=== EXERCISE ===
Find every line with the word "ἄλλων". Copy those lines.

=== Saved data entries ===
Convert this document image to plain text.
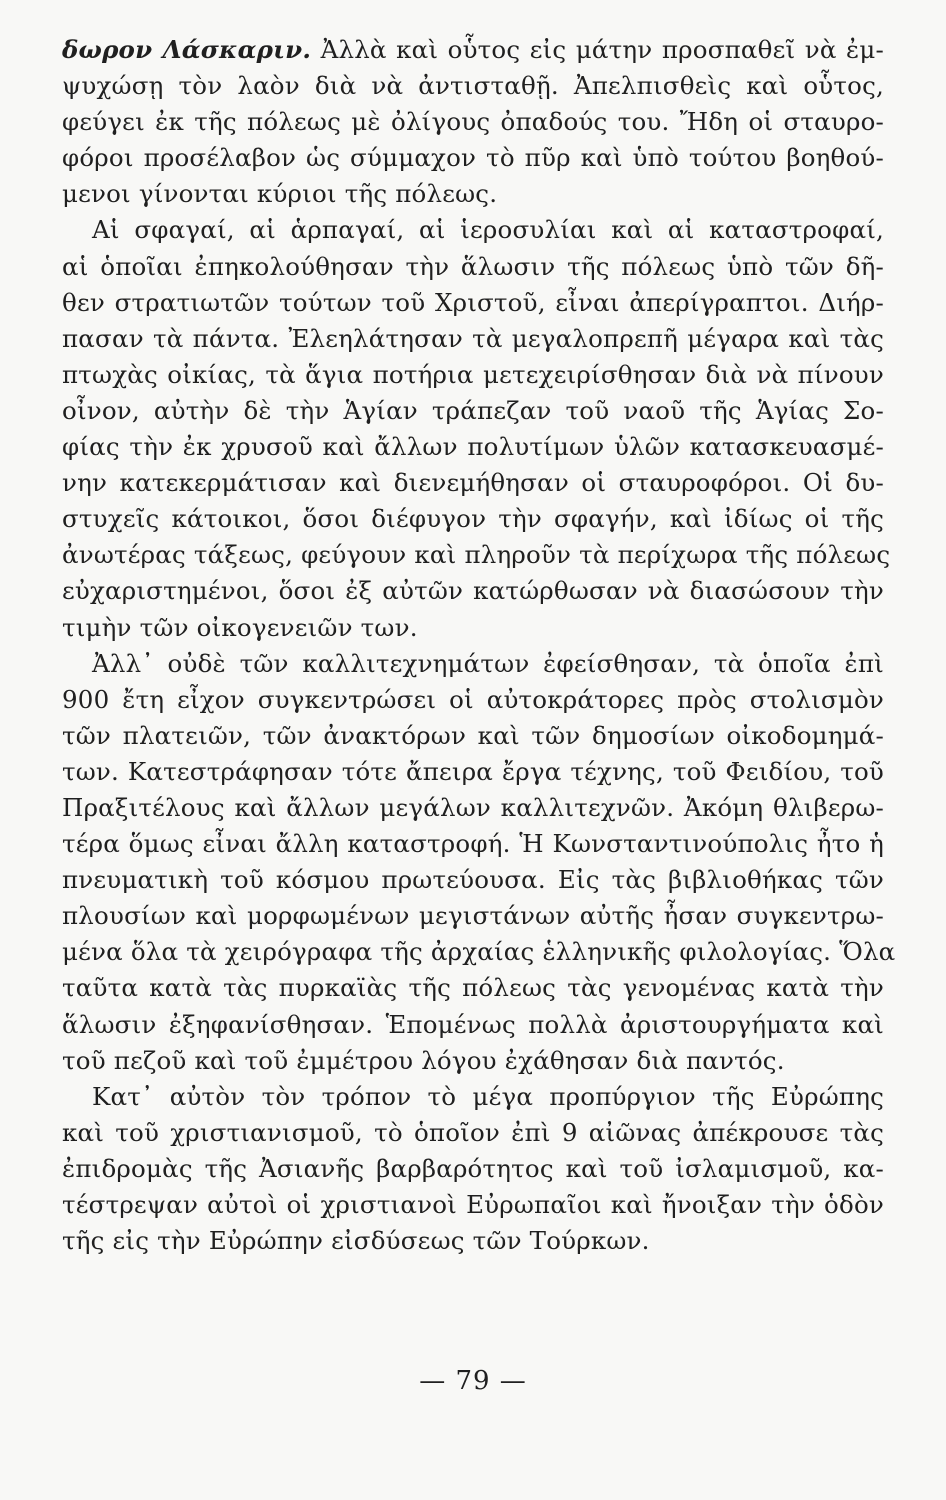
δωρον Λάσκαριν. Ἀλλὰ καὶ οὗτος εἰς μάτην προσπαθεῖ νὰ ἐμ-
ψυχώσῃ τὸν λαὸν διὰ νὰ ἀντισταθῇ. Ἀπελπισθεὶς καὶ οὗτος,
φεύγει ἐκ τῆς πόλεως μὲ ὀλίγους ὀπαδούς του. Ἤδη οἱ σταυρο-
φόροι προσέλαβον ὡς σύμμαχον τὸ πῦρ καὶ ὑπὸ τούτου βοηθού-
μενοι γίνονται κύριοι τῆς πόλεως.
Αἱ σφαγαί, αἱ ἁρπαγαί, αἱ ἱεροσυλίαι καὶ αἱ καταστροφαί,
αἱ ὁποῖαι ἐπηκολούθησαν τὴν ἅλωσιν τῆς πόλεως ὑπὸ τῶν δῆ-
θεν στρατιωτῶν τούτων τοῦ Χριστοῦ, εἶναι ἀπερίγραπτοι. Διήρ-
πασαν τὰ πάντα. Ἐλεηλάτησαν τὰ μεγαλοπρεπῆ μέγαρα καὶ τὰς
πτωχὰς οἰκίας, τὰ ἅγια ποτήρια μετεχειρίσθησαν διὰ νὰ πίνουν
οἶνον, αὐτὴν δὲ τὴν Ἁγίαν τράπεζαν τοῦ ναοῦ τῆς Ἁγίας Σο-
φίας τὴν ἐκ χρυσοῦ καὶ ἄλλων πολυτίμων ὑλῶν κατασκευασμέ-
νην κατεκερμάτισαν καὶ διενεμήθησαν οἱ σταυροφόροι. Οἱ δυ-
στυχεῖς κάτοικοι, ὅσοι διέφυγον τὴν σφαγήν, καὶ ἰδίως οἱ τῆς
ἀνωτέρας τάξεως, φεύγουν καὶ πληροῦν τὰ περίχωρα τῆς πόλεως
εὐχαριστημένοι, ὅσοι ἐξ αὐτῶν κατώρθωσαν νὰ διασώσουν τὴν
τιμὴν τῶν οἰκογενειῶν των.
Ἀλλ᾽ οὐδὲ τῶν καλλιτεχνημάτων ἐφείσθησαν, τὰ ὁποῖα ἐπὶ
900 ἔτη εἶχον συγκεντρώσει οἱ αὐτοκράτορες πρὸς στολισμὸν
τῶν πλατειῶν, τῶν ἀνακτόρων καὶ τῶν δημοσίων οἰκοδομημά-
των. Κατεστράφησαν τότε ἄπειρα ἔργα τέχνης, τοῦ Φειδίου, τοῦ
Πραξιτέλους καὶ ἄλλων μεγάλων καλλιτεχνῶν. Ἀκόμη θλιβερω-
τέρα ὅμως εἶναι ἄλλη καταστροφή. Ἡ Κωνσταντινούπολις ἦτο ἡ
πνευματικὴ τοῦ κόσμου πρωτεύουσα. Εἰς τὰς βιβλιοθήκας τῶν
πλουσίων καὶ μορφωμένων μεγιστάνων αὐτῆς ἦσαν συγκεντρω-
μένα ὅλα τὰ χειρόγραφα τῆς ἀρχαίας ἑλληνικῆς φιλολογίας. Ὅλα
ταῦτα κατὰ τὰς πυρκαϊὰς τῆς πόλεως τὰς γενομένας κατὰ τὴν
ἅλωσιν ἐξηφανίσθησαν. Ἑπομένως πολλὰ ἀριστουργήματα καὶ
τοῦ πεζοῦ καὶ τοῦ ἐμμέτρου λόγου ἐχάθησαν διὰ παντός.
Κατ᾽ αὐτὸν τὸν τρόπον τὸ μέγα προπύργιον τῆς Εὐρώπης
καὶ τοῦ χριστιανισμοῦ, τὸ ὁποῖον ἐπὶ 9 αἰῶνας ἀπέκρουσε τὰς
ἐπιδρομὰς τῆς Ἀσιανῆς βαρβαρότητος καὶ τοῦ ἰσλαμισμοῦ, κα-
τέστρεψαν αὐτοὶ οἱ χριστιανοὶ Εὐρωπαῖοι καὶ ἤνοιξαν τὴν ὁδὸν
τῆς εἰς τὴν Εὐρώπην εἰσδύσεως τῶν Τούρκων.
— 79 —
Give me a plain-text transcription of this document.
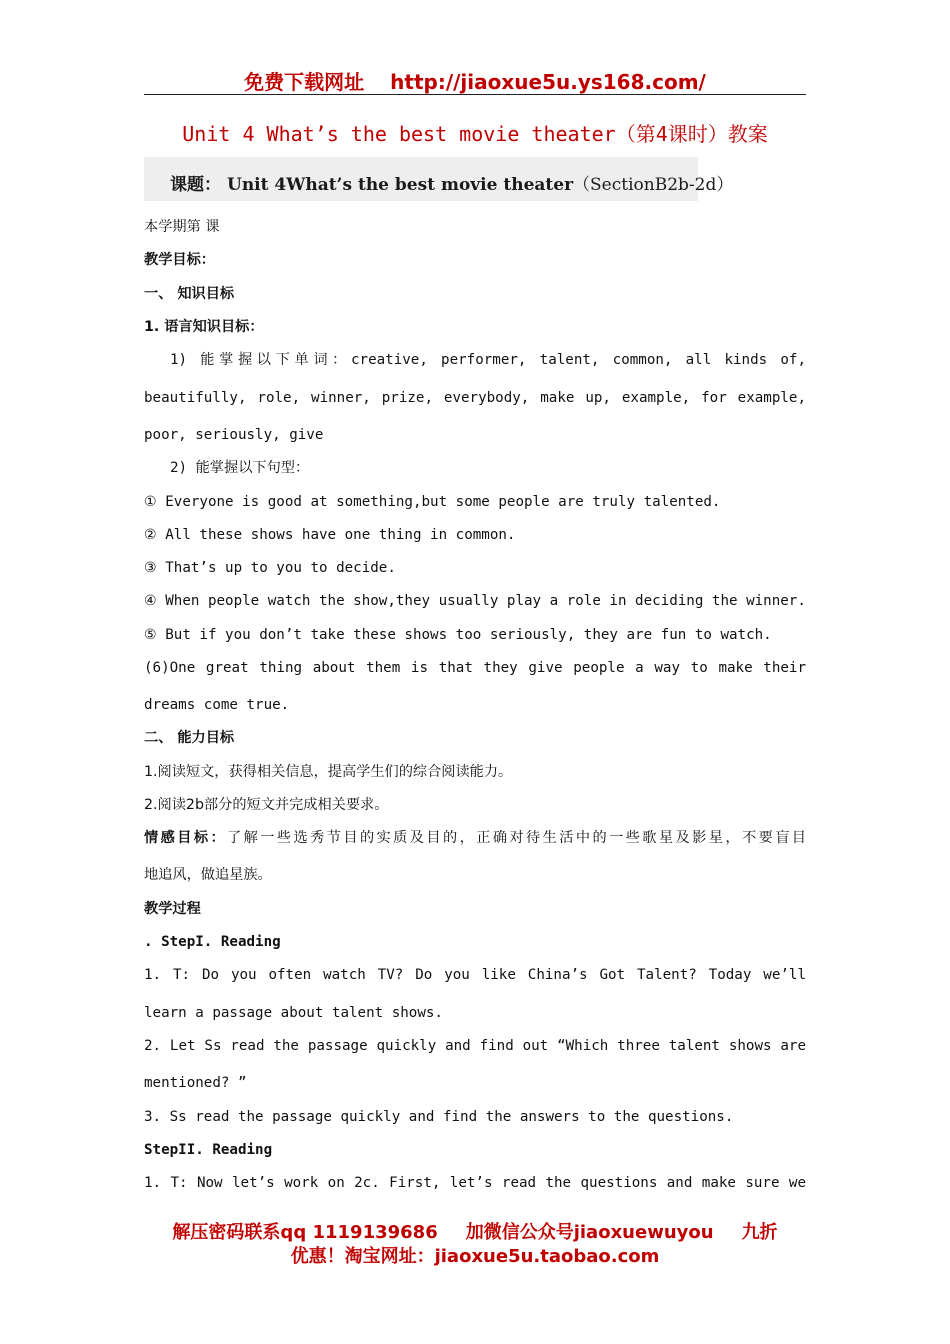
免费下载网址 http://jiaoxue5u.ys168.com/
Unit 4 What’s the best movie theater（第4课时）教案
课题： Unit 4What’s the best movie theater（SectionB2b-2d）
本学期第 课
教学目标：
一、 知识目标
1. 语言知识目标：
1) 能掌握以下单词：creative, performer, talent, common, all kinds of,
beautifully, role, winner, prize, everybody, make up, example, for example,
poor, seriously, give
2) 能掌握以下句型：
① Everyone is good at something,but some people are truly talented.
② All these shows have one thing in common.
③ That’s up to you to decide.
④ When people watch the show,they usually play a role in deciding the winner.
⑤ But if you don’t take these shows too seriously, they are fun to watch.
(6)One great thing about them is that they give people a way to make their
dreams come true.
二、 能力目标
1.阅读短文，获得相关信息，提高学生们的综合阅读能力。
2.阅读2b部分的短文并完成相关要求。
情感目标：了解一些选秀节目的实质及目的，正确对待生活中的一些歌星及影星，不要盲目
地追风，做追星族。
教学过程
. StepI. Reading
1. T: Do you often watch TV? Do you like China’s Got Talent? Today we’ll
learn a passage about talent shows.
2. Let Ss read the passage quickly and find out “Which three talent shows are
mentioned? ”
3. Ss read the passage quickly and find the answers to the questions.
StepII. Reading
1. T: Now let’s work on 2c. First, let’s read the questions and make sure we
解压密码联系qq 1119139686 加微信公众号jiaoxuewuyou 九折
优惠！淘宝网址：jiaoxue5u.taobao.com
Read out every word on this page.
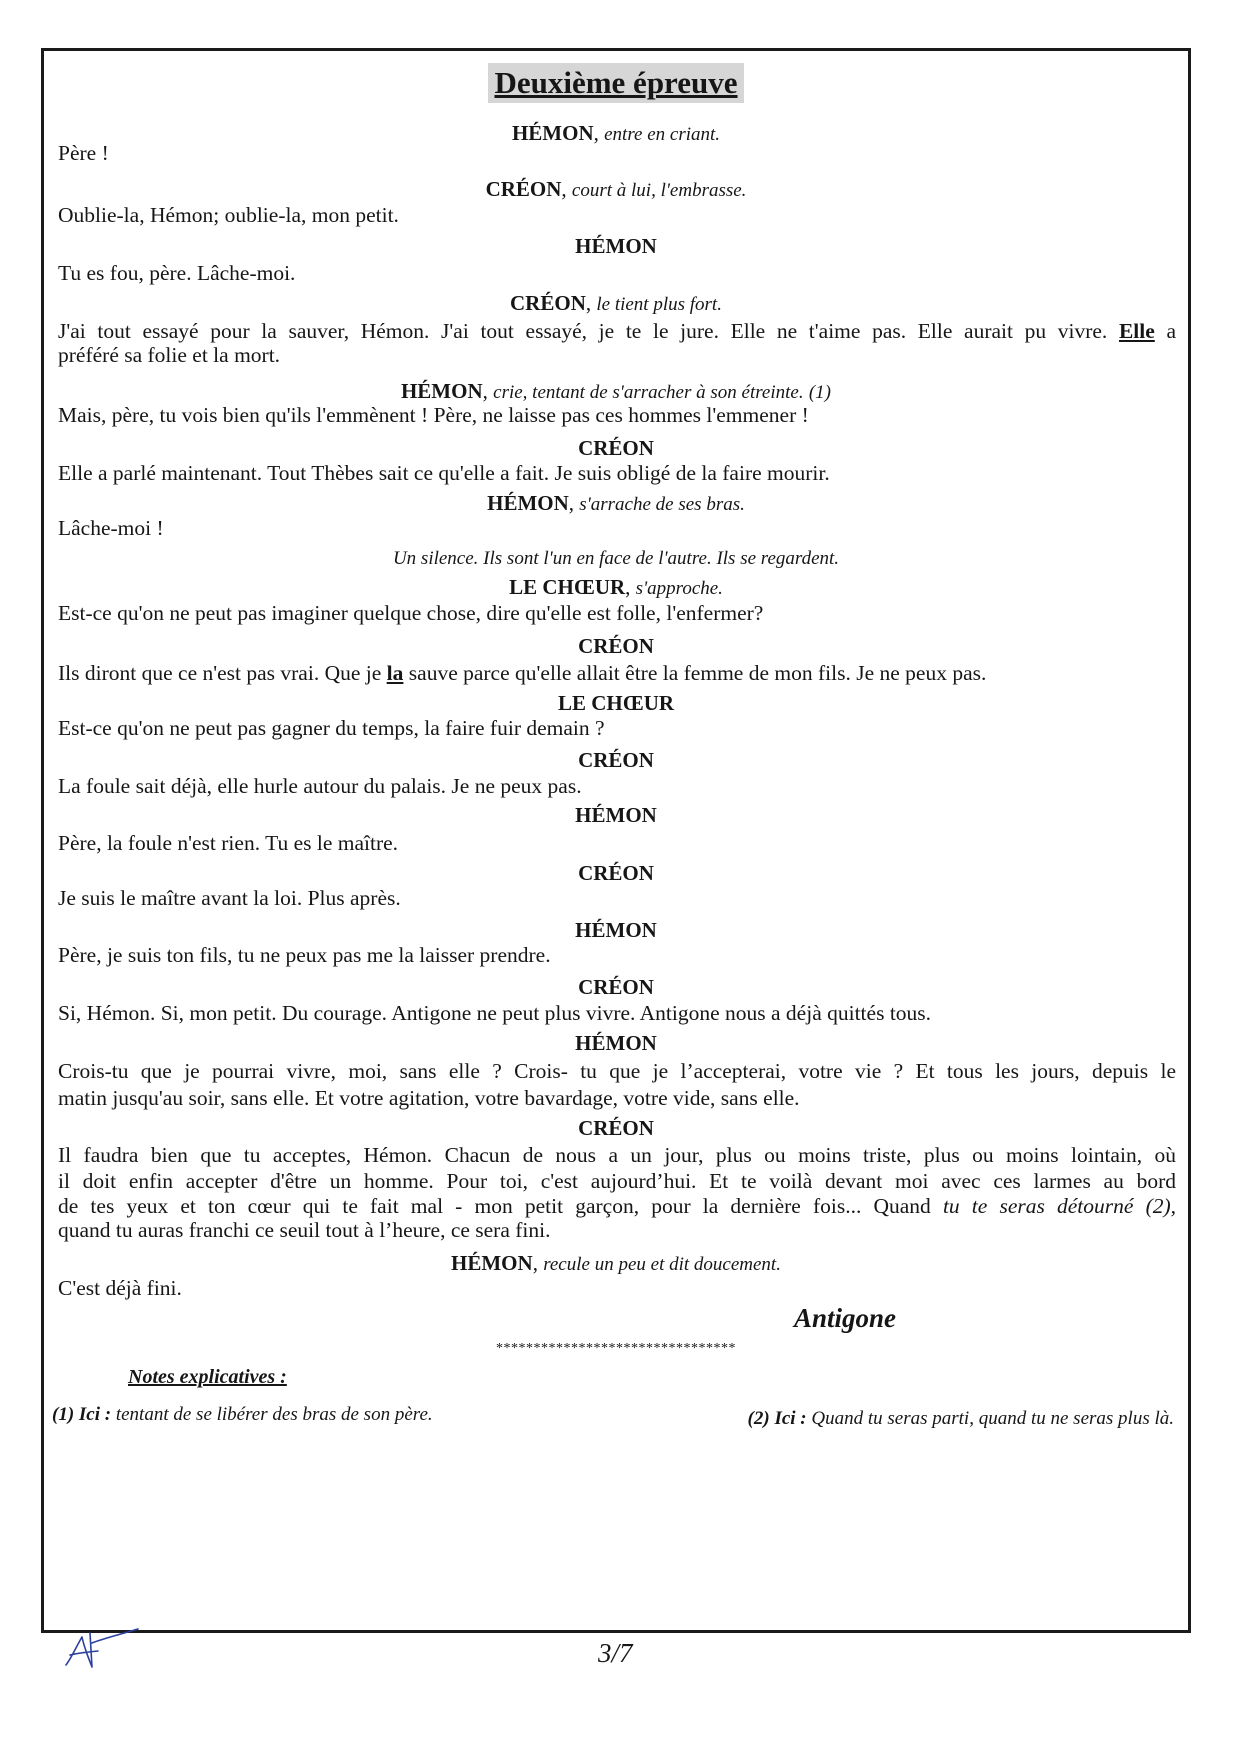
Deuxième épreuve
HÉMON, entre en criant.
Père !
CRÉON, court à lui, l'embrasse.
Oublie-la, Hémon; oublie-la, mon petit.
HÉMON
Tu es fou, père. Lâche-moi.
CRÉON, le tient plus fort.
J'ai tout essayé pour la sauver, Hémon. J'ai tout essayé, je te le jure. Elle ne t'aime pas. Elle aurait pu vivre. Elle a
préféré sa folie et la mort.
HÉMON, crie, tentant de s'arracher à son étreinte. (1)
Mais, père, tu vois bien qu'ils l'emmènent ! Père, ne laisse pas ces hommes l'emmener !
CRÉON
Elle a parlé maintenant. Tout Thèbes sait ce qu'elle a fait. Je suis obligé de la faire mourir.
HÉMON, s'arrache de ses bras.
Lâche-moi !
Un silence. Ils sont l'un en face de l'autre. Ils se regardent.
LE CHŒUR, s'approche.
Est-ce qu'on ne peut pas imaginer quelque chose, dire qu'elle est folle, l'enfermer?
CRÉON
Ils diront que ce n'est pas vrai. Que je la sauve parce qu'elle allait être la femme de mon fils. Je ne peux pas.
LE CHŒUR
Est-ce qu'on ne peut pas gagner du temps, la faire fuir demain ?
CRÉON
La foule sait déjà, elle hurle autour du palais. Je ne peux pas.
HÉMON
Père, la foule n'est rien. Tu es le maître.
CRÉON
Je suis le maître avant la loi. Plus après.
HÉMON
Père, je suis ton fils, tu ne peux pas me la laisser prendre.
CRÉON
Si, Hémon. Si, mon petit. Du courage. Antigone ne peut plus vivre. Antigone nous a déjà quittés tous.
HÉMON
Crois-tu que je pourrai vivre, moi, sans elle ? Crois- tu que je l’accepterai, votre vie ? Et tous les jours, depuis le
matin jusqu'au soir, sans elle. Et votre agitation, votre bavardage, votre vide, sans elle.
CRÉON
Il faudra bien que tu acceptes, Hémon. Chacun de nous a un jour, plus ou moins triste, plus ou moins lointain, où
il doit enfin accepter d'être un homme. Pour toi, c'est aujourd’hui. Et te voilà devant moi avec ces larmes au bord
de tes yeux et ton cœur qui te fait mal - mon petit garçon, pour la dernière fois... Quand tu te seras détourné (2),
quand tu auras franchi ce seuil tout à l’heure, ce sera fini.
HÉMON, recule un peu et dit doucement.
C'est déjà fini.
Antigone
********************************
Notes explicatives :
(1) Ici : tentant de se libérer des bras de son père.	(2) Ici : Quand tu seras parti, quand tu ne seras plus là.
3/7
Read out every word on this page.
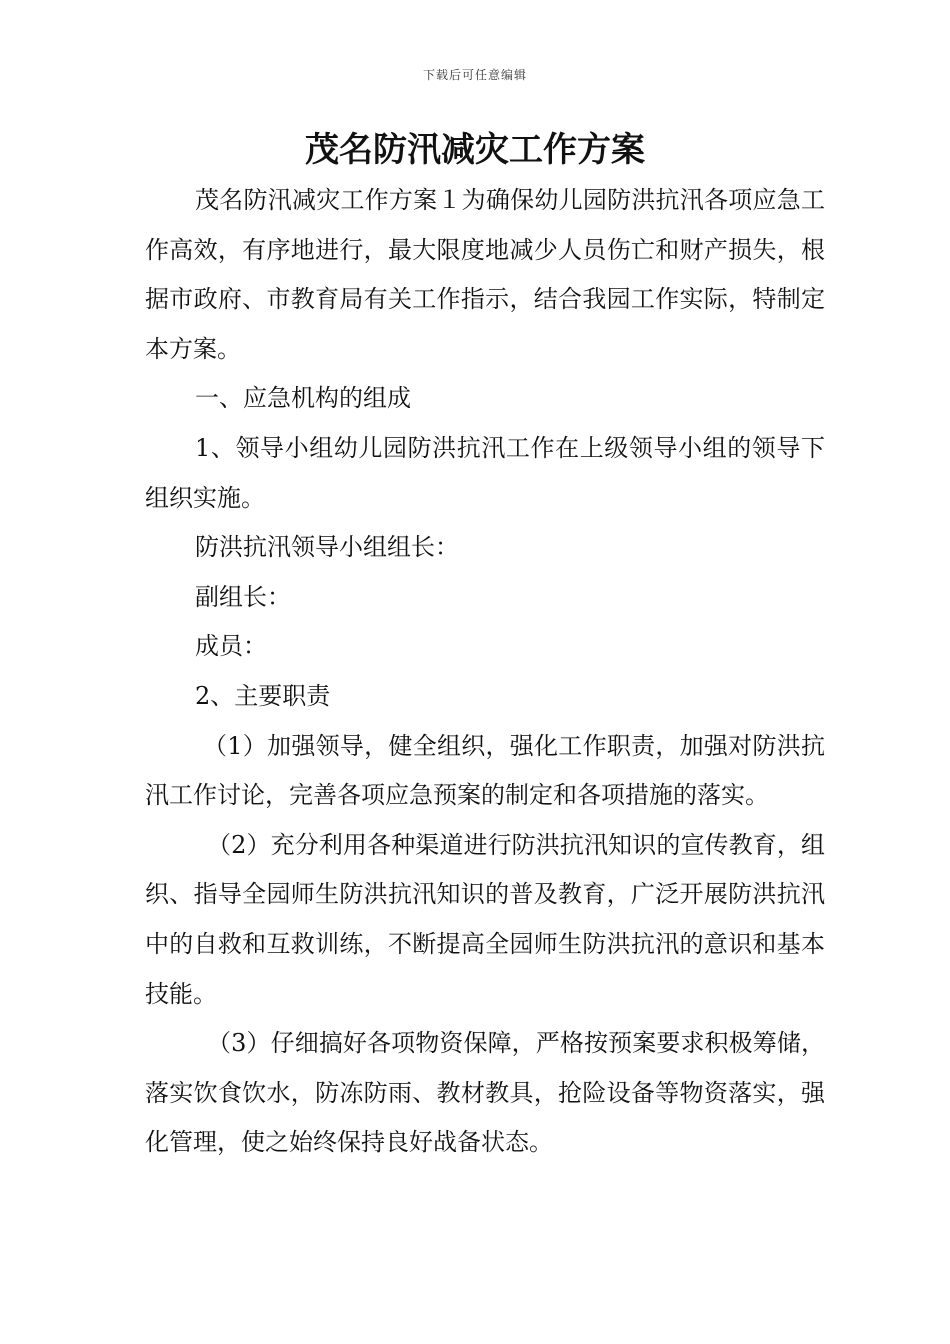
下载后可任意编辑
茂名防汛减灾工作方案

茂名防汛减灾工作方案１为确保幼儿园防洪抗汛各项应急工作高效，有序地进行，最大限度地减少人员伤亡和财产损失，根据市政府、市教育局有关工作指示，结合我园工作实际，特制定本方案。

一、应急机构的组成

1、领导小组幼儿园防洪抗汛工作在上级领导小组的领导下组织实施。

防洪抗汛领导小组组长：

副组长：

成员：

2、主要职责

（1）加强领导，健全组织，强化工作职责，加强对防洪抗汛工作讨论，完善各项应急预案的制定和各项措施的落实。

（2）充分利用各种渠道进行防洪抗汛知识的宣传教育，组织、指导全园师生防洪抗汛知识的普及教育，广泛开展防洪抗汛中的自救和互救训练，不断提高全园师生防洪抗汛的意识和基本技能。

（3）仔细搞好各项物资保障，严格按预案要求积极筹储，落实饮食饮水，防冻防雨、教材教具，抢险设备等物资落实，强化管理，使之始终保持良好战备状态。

=== EXERCISE SOLUTION ===
φίας τὴν ἐκ χρυσοῦ καὶ ἄλλων πολυτίμων ὑλῶν κατασκευασμέ-
Πραξιτέλους καὶ ἄλλων μεγάλων καλλιτεχνῶν. Ἀκόμη θλιβερω-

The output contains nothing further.